╭─ RECORDED DATA

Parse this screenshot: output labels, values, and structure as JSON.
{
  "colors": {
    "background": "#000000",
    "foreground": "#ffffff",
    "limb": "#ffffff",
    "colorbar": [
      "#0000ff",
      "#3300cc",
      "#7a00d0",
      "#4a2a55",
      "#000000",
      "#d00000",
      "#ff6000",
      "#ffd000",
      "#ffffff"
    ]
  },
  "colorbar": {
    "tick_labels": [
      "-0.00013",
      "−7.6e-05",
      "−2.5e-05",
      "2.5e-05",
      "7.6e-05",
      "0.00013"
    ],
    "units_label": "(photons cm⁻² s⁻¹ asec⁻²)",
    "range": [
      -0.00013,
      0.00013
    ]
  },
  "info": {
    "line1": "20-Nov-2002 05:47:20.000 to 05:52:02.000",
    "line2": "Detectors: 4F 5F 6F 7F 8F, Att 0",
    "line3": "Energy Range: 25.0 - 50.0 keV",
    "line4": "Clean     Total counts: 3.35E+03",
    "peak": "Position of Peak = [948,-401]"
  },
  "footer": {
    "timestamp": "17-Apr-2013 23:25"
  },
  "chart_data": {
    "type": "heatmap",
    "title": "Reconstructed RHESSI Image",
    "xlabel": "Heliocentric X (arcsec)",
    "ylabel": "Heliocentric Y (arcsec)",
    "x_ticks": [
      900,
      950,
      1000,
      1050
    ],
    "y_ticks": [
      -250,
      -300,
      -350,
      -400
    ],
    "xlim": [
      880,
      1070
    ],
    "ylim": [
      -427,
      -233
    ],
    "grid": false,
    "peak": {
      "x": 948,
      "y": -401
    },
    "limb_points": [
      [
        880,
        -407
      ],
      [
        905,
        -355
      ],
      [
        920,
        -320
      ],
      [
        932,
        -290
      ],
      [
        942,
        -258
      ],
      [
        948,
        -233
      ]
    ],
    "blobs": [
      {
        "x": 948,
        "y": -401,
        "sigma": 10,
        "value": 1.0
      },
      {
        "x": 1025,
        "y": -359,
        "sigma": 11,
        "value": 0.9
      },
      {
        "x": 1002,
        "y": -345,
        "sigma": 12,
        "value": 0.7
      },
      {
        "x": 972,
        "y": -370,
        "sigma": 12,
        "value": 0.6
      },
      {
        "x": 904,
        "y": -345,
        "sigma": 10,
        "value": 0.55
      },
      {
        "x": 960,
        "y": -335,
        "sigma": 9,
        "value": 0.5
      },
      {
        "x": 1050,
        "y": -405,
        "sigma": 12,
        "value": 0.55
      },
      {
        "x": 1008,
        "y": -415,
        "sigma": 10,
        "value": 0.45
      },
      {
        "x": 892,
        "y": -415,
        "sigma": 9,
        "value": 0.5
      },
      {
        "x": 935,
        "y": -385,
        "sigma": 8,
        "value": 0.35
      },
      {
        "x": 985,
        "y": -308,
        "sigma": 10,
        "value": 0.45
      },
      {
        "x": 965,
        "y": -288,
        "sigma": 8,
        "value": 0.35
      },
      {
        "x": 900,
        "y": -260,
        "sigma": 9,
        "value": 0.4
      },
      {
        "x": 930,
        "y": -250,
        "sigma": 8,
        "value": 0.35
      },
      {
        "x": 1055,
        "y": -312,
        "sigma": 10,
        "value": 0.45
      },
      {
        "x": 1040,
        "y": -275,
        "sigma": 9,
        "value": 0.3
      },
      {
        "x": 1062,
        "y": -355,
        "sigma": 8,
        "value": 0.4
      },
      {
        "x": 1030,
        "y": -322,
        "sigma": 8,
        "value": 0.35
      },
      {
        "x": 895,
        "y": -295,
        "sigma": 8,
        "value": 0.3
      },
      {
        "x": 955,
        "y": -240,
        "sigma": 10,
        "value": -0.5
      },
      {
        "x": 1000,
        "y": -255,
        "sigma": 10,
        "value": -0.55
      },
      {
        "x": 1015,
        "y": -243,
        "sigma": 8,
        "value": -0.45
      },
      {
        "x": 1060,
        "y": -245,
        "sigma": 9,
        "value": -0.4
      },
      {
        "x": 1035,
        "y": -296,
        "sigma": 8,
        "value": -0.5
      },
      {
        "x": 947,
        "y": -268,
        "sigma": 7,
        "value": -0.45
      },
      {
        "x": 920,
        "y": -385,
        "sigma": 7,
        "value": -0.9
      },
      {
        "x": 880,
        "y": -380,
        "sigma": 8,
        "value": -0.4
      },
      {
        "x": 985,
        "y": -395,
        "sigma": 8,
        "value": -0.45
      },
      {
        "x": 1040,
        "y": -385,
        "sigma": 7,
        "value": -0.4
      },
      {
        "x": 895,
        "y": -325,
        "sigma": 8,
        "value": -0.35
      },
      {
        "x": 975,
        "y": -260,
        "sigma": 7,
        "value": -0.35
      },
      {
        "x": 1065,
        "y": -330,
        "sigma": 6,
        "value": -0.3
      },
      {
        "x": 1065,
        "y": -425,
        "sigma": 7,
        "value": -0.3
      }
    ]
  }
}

╰─

» **TASK TO CARRY OUT**
Your task is to transcribe the listing above in full, exactly as given.

» **RESULT**
Parse this screenshot: output labels, values, and structure as JSON.
{
  "colors": {
    "background": "#000000",
    "foreground": "#ffffff",
    "limb": "#ffffff",
    "colorbar": [
      "#0000ff",
      "#3300cc",
      "#7a00d0",
      "#4a2a55",
      "#000000",
      "#d00000",
      "#ff6000",
      "#ffd000",
      "#ffffff"
    ]
  },
  "colorbar": {
    "tick_labels": [
      "-0.00013",
      "−7.6e-05",
      "−2.5e-05",
      "2.5e-05",
      "7.6e-05",
      "0.00013"
    ],
    "units_label": "(photons cm⁻² s⁻¹ asec⁻²)",
    "range": [
      -0.00013,
      0.00013
    ]
  },
  "info": {
    "line1": "20-Nov-2002 05:47:20.000 to 05:52:02.000",
    "line2": "Detectors: 4F 5F 6F 7F 8F, Att 0",
    "line3": "Energy Range: 25.0 - 50.0 keV",
    "line4": "Clean     Total counts: 3.35E+03",
    "peak": "Position of Peak = [948,-401]"
  },
  "footer": {
    "timestamp": "17-Apr-2013 23:25"
  },
  "chart_data": {
    "type": "heatmap",
    "title": "Reconstructed RHESSI Image",
    "xlabel": "Heliocentric X (arcsec)",
    "ylabel": "Heliocentric Y (arcsec)",
    "x_ticks": [
      900,
      950,
      1000,
      1050
    ],
    "y_ticks": [
      -250,
      -300,
      -350,
      -400
    ],
    "xlim": [
      880,
      1070
    ],
    "ylim": [
      -427,
      -233
    ],
    "grid": false,
    "peak": {
      "x": 948,
      "y": -401
    },
    "limb_points": [
      [
        880,
        -407
      ],
      [
        905,
        -355
      ],
      [
        920,
        -320
      ],
      [
        932,
        -290
      ],
      [
        942,
        -258
      ],
      [
        948,
        -233
      ]
    ],
    "blobs": [
      {
        "x": 948,
        "y": -401,
        "sigma": 10,
        "value": 1.0
      },
      {
        "x": 1025,
        "y": -359,
        "sigma": 11,
        "value": 0.9
      },
      {
        "x": 1002,
        "y": -345,
        "sigma": 12,
        "value": 0.7
      },
      {
        "x": 972,
        "y": -370,
        "sigma": 12,
        "value": 0.6
      },
      {
        "x": 904,
        "y": -345,
        "sigma": 10,
        "value": 0.55
      },
      {
        "x": 960,
        "y": -335,
        "sigma": 9,
        "value": 0.5
      },
      {
        "x": 1050,
        "y": -405,
        "sigma": 12,
        "value": 0.55
      },
      {
        "x": 1008,
        "y": -415,
        "sigma": 10,
        "value": 0.45
      },
      {
        "x": 892,
        "y": -415,
        "sigma": 9,
        "value": 0.5
      },
      {
        "x": 935,
        "y": -385,
        "sigma": 8,
        "value": 0.35
      },
      {
        "x": 985,
        "y": -308,
        "sigma": 10,
        "value": 0.45
      },
      {
        "x": 965,
        "y": -288,
        "sigma": 8,
        "value": 0.35
      },
      {
        "x": 900,
        "y": -260,
        "sigma": 9,
        "value": 0.4
      },
      {
        "x": 930,
        "y": -250,
        "sigma": 8,
        "value": 0.35
      },
      {
        "x": 1055,
        "y": -312,
        "sigma": 10,
        "value": 0.45
      },
      {
        "x": 1040,
        "y": -275,
        "sigma": 9,
        "value": 0.3
      },
      {
        "x": 1062,
        "y": -355,
        "sigma": 8,
        "value": 0.4
      },
      {
        "x": 1030,
        "y": -322,
        "sigma": 8,
        "value": 0.35
      },
      {
        "x": 895,
        "y": -295,
        "sigma": 8,
        "value": 0.3
      },
      {
        "x": 955,
        "y": -240,
        "sigma": 10,
        "value": -0.5
      },
      {
        "x": 1000,
        "y": -255,
        "sigma": 10,
        "value": -0.55
      },
      {
        "x": 1015,
        "y": -243,
        "sigma": 8,
        "value": -0.45
      },
      {
        "x": 1060,
        "y": -245,
        "sigma": 9,
        "value": -0.4
      },
      {
        "x": 1035,
        "y": -296,
        "sigma": 8,
        "value": -0.5
      },
      {
        "x": 947,
        "y": -268,
        "sigma": 7,
        "value": -0.45
      },
      {
        "x": 920,
        "y": -385,
        "sigma": 7,
        "value": -0.9
      },
      {
        "x": 880,
        "y": -380,
        "sigma": 8,
        "value": -0.4
      },
      {
        "x": 985,
        "y": -395,
        "sigma": 8,
        "value": -0.45
      },
      {
        "x": 1040,
        "y": -385,
        "sigma": 7,
        "value": -0.4
      },
      {
        "x": 895,
        "y": -325,
        "sigma": 8,
        "value": -0.35
      },
      {
        "x": 975,
        "y": -260,
        "sigma": 7,
        "value": -0.35
      },
      {
        "x": 1065,
        "y": -330,
        "sigma": 6,
        "value": -0.3
      },
      {
        "x": 1065,
        "y": -425,
        "sigma": 7,
        "value": -0.3
      }
    ]
  }
}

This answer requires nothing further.